Scan the data below. Pull out each line where "column" occurs.

-------------------------

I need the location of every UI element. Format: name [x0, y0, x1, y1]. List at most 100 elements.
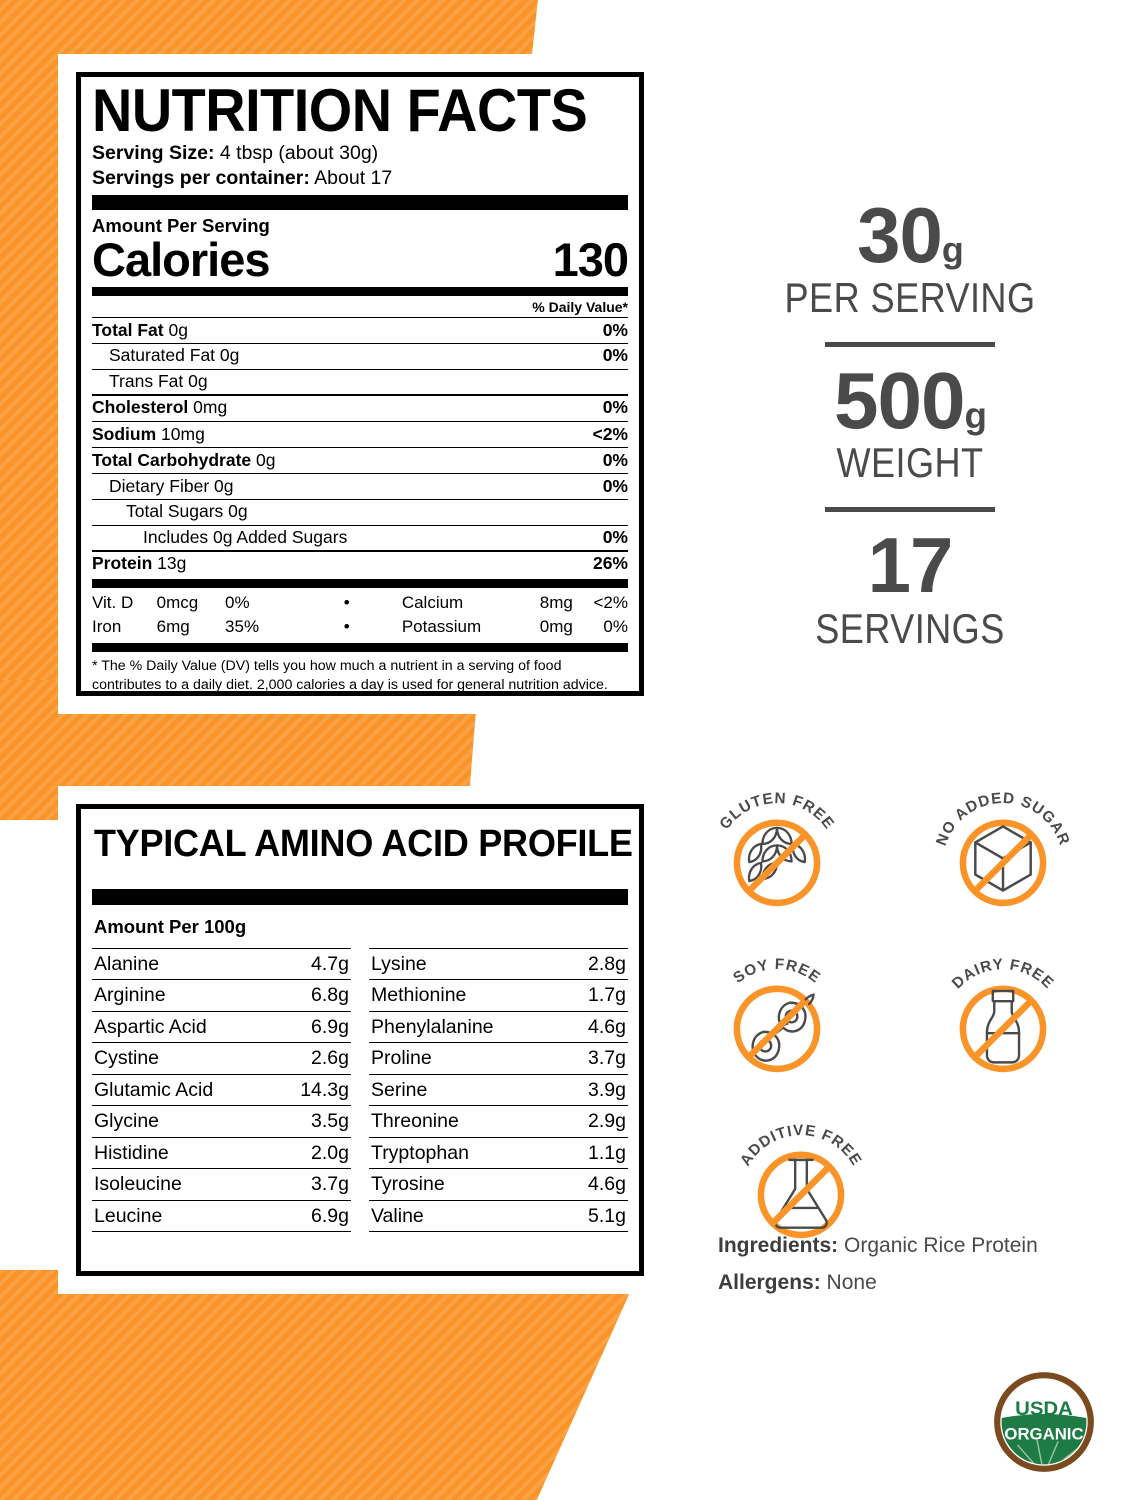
amount-per-serving-label: Amount Per Serving	[92, 215, 270, 237]
daily-value-header: % Daily Value*	[532, 298, 628, 315]
nutrient-row-rule	[92, 524, 628, 526]
micronutrient-left-name: Iron	[92, 616, 122, 636]
micronutrient-left-name: Vit. D	[92, 592, 134, 612]
amino-acid-row: Glutamic Acid 14.3g	[92, 1073, 351, 1105]
nutrient-daily-value: 0%	[602, 319, 628, 340]
amino-acid-name: Valine	[371, 1204, 424, 1227]
amino-acid-row: Alanine 4.7g	[92, 948, 351, 979]
nutrient-row: Total Carbohydrate 0g 0%	[92, 448, 628, 473]
allergens-value: None	[826, 1271, 877, 1294]
stat-divider-2	[825, 507, 995, 513]
calories-label: Calories	[92, 232, 270, 286]
nutrient-name: Protein 13g	[92, 553, 187, 574]
amino-acid-value: 3.7g	[311, 1173, 349, 1196]
allergens-label: Allergens:	[718, 1271, 821, 1294]
nutrient-row-rule	[92, 316, 628, 319]
amino-acid-row: Threonine 2.9g	[369, 1105, 628, 1136]
micronutrient-right-pct: <2%	[593, 592, 629, 612]
calories-value: 130	[552, 232, 629, 286]
badge-icon-sugar-cube-icon: NO ADDED SUGAR	[933, 790, 1072, 907]
nutrient-daily-value: 0%	[602, 449, 628, 470]
stat-per-serving: 30g PER SERVING	[700, 196, 1120, 320]
amino-acid-value: 2.9g	[588, 1110, 626, 1133]
nutrient-daily-value: 0%	[602, 475, 628, 496]
badge-icon-milk-bottle-icon: DAIRY FREE	[949, 956, 1056, 1073]
nutrient-daily-value: 0%	[602, 527, 628, 548]
amino-left-column: Alanine 4.7g Arginine 6.8g Aspartic Acid 6.9g…	[92, 948, 351, 1233]
amino-acid-name: Phenylalanine	[371, 1015, 494, 1038]
badge-row-1: GLUTEN FREE GLUTEN FREE NO ADDED SUGAR	[704, 790, 1104, 948]
nutrient-row-rule	[92, 473, 628, 475]
amino-acid-value: 4.6g	[588, 1015, 626, 1038]
micronutrient-separator-dot: •	[343, 592, 350, 612]
servings-per-container-line: Servings per container: About 17	[92, 166, 628, 191]
nutrition-facts-panel: NUTRITION FACTS Serving Size: 4 tbsp (ab…	[76, 72, 644, 696]
nutrient-row: Protein 13g 26%	[92, 552, 628, 577]
amino-acid-row: Phenylalanine 4.6g	[369, 1010, 628, 1042]
amino-acid-value: 3.9g	[588, 1078, 626, 1101]
allergens-row: Allergens: None	[718, 1272, 1118, 1309]
nutrient-row-rule	[92, 394, 628, 396]
divider-bar-before-vitamins	[92, 578, 628, 588]
stat-weight-label: WEIGHT	[836, 439, 984, 487]
nutrient-name: Total Carbohydrate 0g	[92, 449, 276, 470]
amino-acid-name: Alanine	[94, 953, 160, 975]
amino-acid-name: Threonine	[371, 1110, 459, 1133]
nutrient-name: Total Sugars 0g	[126, 501, 248, 522]
amino-acid-value: 2.8g	[588, 953, 626, 975]
amino-acid-row: Arginine 6.8g	[92, 979, 351, 1010]
nutrient-name: Sodium 10mg	[92, 423, 205, 444]
micronutrient-left-amount: 6mg	[156, 616, 190, 636]
stat-weight: 500g WEIGHT	[700, 361, 1120, 487]
divider-bar-medium	[92, 286, 628, 296]
svg-text:GLUTEN FREE: GLUTEN FREE	[716, 790, 837, 833]
amino-acid-table: Alanine 4.7g Arginine 6.8g Aspartic Acid 6.9g…	[92, 948, 628, 1233]
badge-gluten-free: GLUTEN FREE GLUTEN FREE	[704, 790, 850, 948]
amino-acid-name: Aspartic Acid	[94, 1015, 207, 1038]
amino-right-column: Lysine 2.8g Methionine 1.7g Phenylalanine 4.6…	[369, 948, 628, 1233]
nutrient-row: Total Sugars 0g	[92, 500, 628, 525]
amino-acid-name: Glutamic Acid	[94, 1078, 214, 1101]
micronutrient-rows: Vit. D 0mcg 0% • Calcium 8mg <2% Iron 6mg 35% • Pot…	[92, 588, 628, 641]
amino-acid-value: 6.8g	[311, 984, 349, 1007]
amino-acid-value: 3.7g	[588, 1047, 626, 1070]
badge-dairy-free: DAIRY FREE DAIRY FREE	[930, 956, 1076, 1114]
amino-acid-name: Arginine	[94, 984, 166, 1007]
nutrient-name: Dietary Fiber 0g	[109, 475, 234, 496]
amino-acid-value: 2.0g	[311, 1141, 349, 1164]
serving-size-line: Serving Size: 4 tbsp (about 30g)	[92, 141, 628, 166]
stat-servings-number: 17	[867, 521, 954, 610]
amino-acid-row: Aspartic Acid 6.9g	[92, 1010, 351, 1042]
amino-acid-row: Leucine 6.9g	[92, 1199, 351, 1233]
nutrient-row: Sodium 10mg <2%	[92, 422, 628, 447]
svg-text:USDA: USDA	[1015, 1398, 1073, 1419]
nutrient-row-rule	[92, 342, 628, 344]
amino-acid-value: 1.1g	[588, 1141, 626, 1164]
amino-acid-value: 6.9g	[311, 1204, 349, 1227]
orange-background-bottom	[0, 1270, 640, 1500]
amino-acid-value: 14.3g	[300, 1078, 349, 1101]
nutrient-daily-value: <2%	[592, 423, 628, 444]
amino-acid-row: Isoleucine 3.7g	[92, 1168, 351, 1199]
calories-row: Calories 130	[92, 232, 629, 286]
nutrient-name: Trans Fat 0g	[109, 371, 208, 392]
amino-divider-bar	[92, 889, 628, 905]
amino-acid-name: Serine	[371, 1078, 428, 1101]
usda-organic-seal: USDA ORGANIC	[991, 1369, 1097, 1475]
amino-acid-name: Cystine	[94, 1047, 160, 1070]
amino-acid-name: Leucine	[94, 1204, 163, 1227]
ingredients-value: Organic Rice Protein	[844, 1234, 1038, 1257]
micronutrient-row: Iron 6mg 35% • Potassium 0mg 0%	[92, 615, 628, 639]
svg-text:ADDITIVE FREE: ADDITIVE FREE	[737, 1122, 865, 1169]
badge-row-3: ADDITIVE FREE ADDITIVE FREE	[704, 1122, 1104, 1280]
nutrient-name: Includes 0g Added Sugars	[143, 527, 348, 548]
nutrient-row: Cholesterol 0mg 0%	[92, 396, 628, 421]
divider-bar-before-footnote	[92, 642, 628, 652]
badge-icon-wheat-icon: GLUTEN FREE	[716, 790, 837, 907]
badge-icon-soybean-icon: SOY FREE	[730, 956, 823, 1073]
nutrient-daily-value: 26%	[592, 553, 628, 574]
daily-value-footnote: * The % Daily Value (DV) tells you how m…	[92, 657, 608, 693]
serving-size-value: 4 tbsp (about 30g)	[219, 142, 379, 165]
amino-acid-name: Tyrosine	[371, 1173, 445, 1196]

-------------------------

Written response:
amino-left-column: Alanine 4.7g Arginine 6.8g Aspartic Acid 6.9g…	[92, 948, 351, 1233]
amino-right-column: Lysine 2.8g Methionine 1.7g Phenylalanine 4.6…	[369, 948, 628, 1233]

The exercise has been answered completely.